**THE EXERCISE**
All of the material below is to be repeated exactly.

□ □ □ □ □

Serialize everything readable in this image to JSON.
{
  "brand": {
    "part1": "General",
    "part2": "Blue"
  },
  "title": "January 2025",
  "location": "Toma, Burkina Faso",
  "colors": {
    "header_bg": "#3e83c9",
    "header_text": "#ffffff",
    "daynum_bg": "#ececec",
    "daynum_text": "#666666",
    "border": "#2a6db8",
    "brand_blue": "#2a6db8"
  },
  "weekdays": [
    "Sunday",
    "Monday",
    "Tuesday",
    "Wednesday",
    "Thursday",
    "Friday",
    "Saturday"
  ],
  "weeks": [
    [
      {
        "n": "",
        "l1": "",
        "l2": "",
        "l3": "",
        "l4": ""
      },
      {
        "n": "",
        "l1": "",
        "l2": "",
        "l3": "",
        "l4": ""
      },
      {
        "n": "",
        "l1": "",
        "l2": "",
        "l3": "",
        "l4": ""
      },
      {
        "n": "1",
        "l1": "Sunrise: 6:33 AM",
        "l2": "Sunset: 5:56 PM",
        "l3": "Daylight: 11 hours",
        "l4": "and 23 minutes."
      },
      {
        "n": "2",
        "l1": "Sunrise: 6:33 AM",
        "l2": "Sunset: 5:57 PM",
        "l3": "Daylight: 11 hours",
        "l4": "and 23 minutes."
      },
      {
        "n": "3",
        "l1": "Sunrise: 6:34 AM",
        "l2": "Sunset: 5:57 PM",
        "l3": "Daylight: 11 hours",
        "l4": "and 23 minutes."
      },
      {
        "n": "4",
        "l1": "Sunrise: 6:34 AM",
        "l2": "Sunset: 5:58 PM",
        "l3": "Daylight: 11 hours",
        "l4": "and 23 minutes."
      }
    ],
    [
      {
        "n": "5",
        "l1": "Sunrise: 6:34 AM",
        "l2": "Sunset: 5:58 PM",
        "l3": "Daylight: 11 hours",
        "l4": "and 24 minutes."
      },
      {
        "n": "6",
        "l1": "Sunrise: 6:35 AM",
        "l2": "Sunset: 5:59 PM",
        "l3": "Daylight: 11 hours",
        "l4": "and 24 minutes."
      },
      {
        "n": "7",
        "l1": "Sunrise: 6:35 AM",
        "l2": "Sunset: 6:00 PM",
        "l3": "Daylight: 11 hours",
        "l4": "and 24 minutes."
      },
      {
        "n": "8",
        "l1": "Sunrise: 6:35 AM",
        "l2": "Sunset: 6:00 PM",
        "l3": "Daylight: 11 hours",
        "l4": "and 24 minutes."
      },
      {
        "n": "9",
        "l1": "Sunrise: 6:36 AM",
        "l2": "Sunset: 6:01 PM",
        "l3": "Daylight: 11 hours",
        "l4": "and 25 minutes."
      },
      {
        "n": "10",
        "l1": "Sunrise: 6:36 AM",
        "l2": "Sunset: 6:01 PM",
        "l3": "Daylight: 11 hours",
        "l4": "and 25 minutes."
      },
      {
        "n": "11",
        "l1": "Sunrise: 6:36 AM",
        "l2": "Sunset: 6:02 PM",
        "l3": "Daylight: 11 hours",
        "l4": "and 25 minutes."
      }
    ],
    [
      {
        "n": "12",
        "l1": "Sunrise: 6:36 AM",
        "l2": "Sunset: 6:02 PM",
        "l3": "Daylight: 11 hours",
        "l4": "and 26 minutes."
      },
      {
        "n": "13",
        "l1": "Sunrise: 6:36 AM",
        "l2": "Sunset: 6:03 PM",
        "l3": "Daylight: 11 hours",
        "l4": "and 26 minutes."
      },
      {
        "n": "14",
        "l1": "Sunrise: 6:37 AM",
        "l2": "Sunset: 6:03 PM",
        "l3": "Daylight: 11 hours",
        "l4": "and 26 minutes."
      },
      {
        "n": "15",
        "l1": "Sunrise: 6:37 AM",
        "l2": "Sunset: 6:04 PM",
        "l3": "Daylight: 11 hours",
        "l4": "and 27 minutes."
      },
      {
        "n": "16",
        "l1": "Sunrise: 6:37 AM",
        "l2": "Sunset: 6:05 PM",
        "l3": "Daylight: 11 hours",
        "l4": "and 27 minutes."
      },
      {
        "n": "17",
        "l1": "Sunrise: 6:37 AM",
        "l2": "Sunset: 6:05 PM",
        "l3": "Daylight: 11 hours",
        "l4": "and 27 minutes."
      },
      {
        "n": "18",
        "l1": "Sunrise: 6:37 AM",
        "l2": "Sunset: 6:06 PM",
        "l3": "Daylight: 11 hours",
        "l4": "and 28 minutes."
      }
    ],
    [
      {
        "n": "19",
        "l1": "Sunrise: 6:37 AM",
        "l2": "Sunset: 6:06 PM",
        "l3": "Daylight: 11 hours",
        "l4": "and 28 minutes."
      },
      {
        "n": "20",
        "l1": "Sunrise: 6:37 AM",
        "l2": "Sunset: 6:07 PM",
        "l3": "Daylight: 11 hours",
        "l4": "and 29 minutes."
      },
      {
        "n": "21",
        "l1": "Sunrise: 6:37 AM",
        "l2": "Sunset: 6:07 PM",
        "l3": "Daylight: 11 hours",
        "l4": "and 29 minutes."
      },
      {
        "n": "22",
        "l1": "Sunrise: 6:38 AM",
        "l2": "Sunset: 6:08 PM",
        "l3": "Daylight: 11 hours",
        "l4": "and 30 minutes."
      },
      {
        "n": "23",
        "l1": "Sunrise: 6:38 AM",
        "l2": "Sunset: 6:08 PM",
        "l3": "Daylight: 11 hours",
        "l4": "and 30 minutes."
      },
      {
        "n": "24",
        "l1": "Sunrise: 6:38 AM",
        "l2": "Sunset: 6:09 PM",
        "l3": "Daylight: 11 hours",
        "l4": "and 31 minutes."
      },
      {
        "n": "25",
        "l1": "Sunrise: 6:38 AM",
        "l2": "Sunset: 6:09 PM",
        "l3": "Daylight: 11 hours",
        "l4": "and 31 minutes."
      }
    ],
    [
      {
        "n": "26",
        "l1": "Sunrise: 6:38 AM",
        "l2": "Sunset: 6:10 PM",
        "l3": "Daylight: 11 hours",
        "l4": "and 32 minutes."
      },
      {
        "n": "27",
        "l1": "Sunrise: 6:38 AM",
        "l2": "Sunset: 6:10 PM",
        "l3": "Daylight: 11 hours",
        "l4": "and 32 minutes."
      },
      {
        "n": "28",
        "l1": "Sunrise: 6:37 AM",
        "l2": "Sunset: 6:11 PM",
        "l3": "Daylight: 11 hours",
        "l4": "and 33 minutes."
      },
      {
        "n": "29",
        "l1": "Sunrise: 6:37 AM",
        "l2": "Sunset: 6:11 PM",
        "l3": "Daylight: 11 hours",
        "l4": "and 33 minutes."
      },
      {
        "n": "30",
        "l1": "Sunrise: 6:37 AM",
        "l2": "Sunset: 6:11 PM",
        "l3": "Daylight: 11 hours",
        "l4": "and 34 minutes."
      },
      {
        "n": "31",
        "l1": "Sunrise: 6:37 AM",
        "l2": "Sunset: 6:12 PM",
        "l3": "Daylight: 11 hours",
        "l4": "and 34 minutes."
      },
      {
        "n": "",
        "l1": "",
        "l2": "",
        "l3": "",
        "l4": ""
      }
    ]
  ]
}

□ □ □ □ □

**EXPECTED OUTPUT**
Serialize everything readable in this image to JSON.
{
  "brand": {
    "part1": "General",
    "part2": "Blue"
  },
  "title": "January 2025",
  "location": "Toma, Burkina Faso",
  "colors": {
    "header_bg": "#3e83c9",
    "header_text": "#ffffff",
    "daynum_bg": "#ececec",
    "daynum_text": "#666666",
    "border": "#2a6db8",
    "brand_blue": "#2a6db8"
  },
  "weekdays": [
    "Sunday",
    "Monday",
    "Tuesday",
    "Wednesday",
    "Thursday",
    "Friday",
    "Saturday"
  ],
  "weeks": [
    [
      {
        "n": "",
        "l1": "",
        "l2": "",
        "l3": "",
        "l4": ""
      },
      {
        "n": "",
        "l1": "",
        "l2": "",
        "l3": "",
        "l4": ""
      },
      {
        "n": "",
        "l1": "",
        "l2": "",
        "l3": "",
        "l4": ""
      },
      {
        "n": "1",
        "l1": "Sunrise: 6:33 AM",
        "l2": "Sunset: 5:56 PM",
        "l3": "Daylight: 11 hours",
        "l4": "and 23 minutes."
      },
      {
        "n": "2",
        "l1": "Sunrise: 6:33 AM",
        "l2": "Sunset: 5:57 PM",
        "l3": "Daylight: 11 hours",
        "l4": "and 23 minutes."
      },
      {
        "n": "3",
        "l1": "Sunrise: 6:34 AM",
        "l2": "Sunset: 5:57 PM",
        "l3": "Daylight: 11 hours",
        "l4": "and 23 minutes."
      },
      {
        "n": "4",
        "l1": "Sunrise: 6:34 AM",
        "l2": "Sunset: 5:58 PM",
        "l3": "Daylight: 11 hours",
        "l4": "and 23 minutes."
      }
    ],
    [
      {
        "n": "5",
        "l1": "Sunrise: 6:34 AM",
        "l2": "Sunset: 5:58 PM",
        "l3": "Daylight: 11 hours",
        "l4": "and 24 minutes."
      },
      {
        "n": "6",
        "l1": "Sunrise: 6:35 AM",
        "l2": "Sunset: 5:59 PM",
        "l3": "Daylight: 11 hours",
        "l4": "and 24 minutes."
      },
      {
        "n": "7",
        "l1": "Sunrise: 6:35 AM",
        "l2": "Sunset: 6:00 PM",
        "l3": "Daylight: 11 hours",
        "l4": "and 24 minutes."
      },
      {
        "n": "8",
        "l1": "Sunrise: 6:35 AM",
        "l2": "Sunset: 6:00 PM",
        "l3": "Daylight: 11 hours",
        "l4": "and 24 minutes."
      },
      {
        "n": "9",
        "l1": "Sunrise: 6:36 AM",
        "l2": "Sunset: 6:01 PM",
        "l3": "Daylight: 11 hours",
        "l4": "and 25 minutes."
      },
      {
        "n": "10",
        "l1": "Sunrise: 6:36 AM",
        "l2": "Sunset: 6:01 PM",
        "l3": "Daylight: 11 hours",
        "l4": "and 25 minutes."
      },
      {
        "n": "11",
        "l1": "Sunrise: 6:36 AM",
        "l2": "Sunset: 6:02 PM",
        "l3": "Daylight: 11 hours",
        "l4": "and 25 minutes."
      }
    ],
    [
      {
        "n": "12",
        "l1": "Sunrise: 6:36 AM",
        "l2": "Sunset: 6:02 PM",
        "l3": "Daylight: 11 hours",
        "l4": "and 26 minutes."
      },
      {
        "n": "13",
        "l1": "Sunrise: 6:36 AM",
        "l2": "Sunset: 6:03 PM",
        "l3": "Daylight: 11 hours",
        "l4": "and 26 minutes."
      },
      {
        "n": "14",
        "l1": "Sunrise: 6:37 AM",
        "l2": "Sunset: 6:03 PM",
        "l3": "Daylight: 11 hours",
        "l4": "and 26 minutes."
      },
      {
        "n": "15",
        "l1": "Sunrise: 6:37 AM",
        "l2": "Sunset: 6:04 PM",
        "l3": "Daylight: 11 hours",
        "l4": "and 27 minutes."
      },
      {
        "n": "16",
        "l1": "Sunrise: 6:37 AM",
        "l2": "Sunset: 6:05 PM",
        "l3": "Daylight: 11 hours",
        "l4": "and 27 minutes."
      },
      {
        "n": "17",
        "l1": "Sunrise: 6:37 AM",
        "l2": "Sunset: 6:05 PM",
        "l3": "Daylight: 11 hours",
        "l4": "and 27 minutes."
      },
      {
        "n": "18",
        "l1": "Sunrise: 6:37 AM",
        "l2": "Sunset: 6:06 PM",
        "l3": "Daylight: 11 hours",
        "l4": "and 28 minutes."
      }
    ],
    [
      {
        "n": "19",
        "l1": "Sunrise: 6:37 AM",
        "l2": "Sunset: 6:06 PM",
        "l3": "Daylight: 11 hours",
        "l4": "and 28 minutes."
      },
      {
        "n": "20",
        "l1": "Sunrise: 6:37 AM",
        "l2": "Sunset: 6:07 PM",
        "l3": "Daylight: 11 hours",
        "l4": "and 29 minutes."
      },
      {
        "n": "21",
        "l1": "Sunrise: 6:37 AM",
        "l2": "Sunset: 6:07 PM",
        "l3": "Daylight: 11 hours",
        "l4": "and 29 minutes."
      },
      {
        "n": "22",
        "l1": "Sunrise: 6:38 AM",
        "l2": "Sunset: 6:08 PM",
        "l3": "Daylight: 11 hours",
        "l4": "and 30 minutes."
      },
      {
        "n": "23",
        "l1": "Sunrise: 6:38 AM",
        "l2": "Sunset: 6:08 PM",
        "l3": "Daylight: 11 hours",
        "l4": "and 30 minutes."
      },
      {
        "n": "24",
        "l1": "Sunrise: 6:38 AM",
        "l2": "Sunset: 6:09 PM",
        "l3": "Daylight: 11 hours",
        "l4": "and 31 minutes."
      },
      {
        "n": "25",
        "l1": "Sunrise: 6:38 AM",
        "l2": "Sunset: 6:09 PM",
        "l3": "Daylight: 11 hours",
        "l4": "and 31 minutes."
      }
    ],
    [
      {
        "n": "26",
        "l1": "Sunrise: 6:38 AM",
        "l2": "Sunset: 6:10 PM",
        "l3": "Daylight: 11 hours",
        "l4": "and 32 minutes."
      },
      {
        "n": "27",
        "l1": "Sunrise: 6:38 AM",
        "l2": "Sunset: 6:10 PM",
        "l3": "Daylight: 11 hours",
        "l4": "and 32 minutes."
      },
      {
        "n": "28",
        "l1": "Sunrise: 6:37 AM",
        "l2": "Sunset: 6:11 PM",
        "l3": "Daylight: 11 hours",
        "l4": "and 33 minutes."
      },
      {
        "n": "29",
        "l1": "Sunrise: 6:37 AM",
        "l2": "Sunset: 6:11 PM",
        "l3": "Daylight: 11 hours",
        "l4": "and 33 minutes."
      },
      {
        "n": "30",
        "l1": "Sunrise: 6:37 AM",
        "l2": "Sunset: 6:11 PM",
        "l3": "Daylight: 11 hours",
        "l4": "and 34 minutes."
      },
      {
        "n": "31",
        "l1": "Sunrise: 6:37 AM",
        "l2": "Sunset: 6:12 PM",
        "l3": "Daylight: 11 hours",
        "l4": "and 34 minutes."
      },
      {
        "n": "",
        "l1": "",
        "l2": "",
        "l3": "",
        "l4": ""
      }
    ]
  ]
}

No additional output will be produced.